> INPUT MATERIAL
**********

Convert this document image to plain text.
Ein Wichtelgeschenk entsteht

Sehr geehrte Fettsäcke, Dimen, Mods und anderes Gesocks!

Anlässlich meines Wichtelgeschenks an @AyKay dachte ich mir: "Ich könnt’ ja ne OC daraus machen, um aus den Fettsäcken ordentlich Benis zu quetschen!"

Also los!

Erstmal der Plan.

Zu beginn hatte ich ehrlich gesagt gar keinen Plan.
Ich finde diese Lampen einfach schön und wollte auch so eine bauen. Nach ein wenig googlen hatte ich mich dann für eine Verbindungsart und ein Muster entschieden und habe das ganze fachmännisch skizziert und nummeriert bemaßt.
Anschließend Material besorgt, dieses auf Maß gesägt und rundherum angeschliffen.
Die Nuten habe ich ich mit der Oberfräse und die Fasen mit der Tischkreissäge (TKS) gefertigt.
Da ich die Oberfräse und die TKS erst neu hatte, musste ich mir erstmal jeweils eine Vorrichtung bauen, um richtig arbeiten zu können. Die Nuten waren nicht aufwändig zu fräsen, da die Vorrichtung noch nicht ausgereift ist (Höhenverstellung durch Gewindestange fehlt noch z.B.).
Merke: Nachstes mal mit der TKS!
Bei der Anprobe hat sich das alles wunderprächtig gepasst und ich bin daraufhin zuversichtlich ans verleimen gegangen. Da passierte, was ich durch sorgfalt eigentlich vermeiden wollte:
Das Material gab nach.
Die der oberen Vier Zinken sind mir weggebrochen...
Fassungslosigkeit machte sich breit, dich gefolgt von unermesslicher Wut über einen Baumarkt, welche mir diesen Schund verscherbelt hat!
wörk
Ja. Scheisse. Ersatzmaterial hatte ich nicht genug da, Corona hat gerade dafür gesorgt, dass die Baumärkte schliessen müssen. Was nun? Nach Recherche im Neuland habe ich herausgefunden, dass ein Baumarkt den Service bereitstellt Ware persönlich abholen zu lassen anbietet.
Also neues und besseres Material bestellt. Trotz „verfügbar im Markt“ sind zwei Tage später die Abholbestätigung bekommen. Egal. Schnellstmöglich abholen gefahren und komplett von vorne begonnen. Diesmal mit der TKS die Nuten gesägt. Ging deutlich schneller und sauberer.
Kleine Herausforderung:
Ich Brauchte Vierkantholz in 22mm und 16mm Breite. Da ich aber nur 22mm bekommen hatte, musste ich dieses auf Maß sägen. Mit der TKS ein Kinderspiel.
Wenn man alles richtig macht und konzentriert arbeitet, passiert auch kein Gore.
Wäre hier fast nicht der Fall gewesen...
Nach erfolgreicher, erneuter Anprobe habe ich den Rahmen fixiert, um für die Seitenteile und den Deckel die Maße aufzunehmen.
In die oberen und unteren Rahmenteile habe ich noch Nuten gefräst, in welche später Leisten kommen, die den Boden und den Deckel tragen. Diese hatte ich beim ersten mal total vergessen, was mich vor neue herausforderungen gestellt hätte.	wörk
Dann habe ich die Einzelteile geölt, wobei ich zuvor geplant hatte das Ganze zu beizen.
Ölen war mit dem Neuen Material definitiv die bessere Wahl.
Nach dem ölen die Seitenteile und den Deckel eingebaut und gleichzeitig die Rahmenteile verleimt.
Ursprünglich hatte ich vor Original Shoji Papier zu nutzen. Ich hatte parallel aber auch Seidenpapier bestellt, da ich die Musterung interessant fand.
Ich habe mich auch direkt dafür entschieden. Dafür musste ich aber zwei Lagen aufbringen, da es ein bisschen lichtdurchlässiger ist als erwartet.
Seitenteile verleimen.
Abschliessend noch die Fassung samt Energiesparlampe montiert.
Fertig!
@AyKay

**********

> INSTRUCTIONS TO FOLLOW
In the material above, find the lines that contain "wörk" and show them.

> OUTPUT BELOW
wörk
In die oberen und unteren Rahmenteile habe ich noch Nuten gefräst, in welche später Leisten kommen, die den Boden und den Deckel tragen. Diese hatte ich beim ersten mal total vergessen, was mich vor neue herausforderungen gestellt hätte.	wörk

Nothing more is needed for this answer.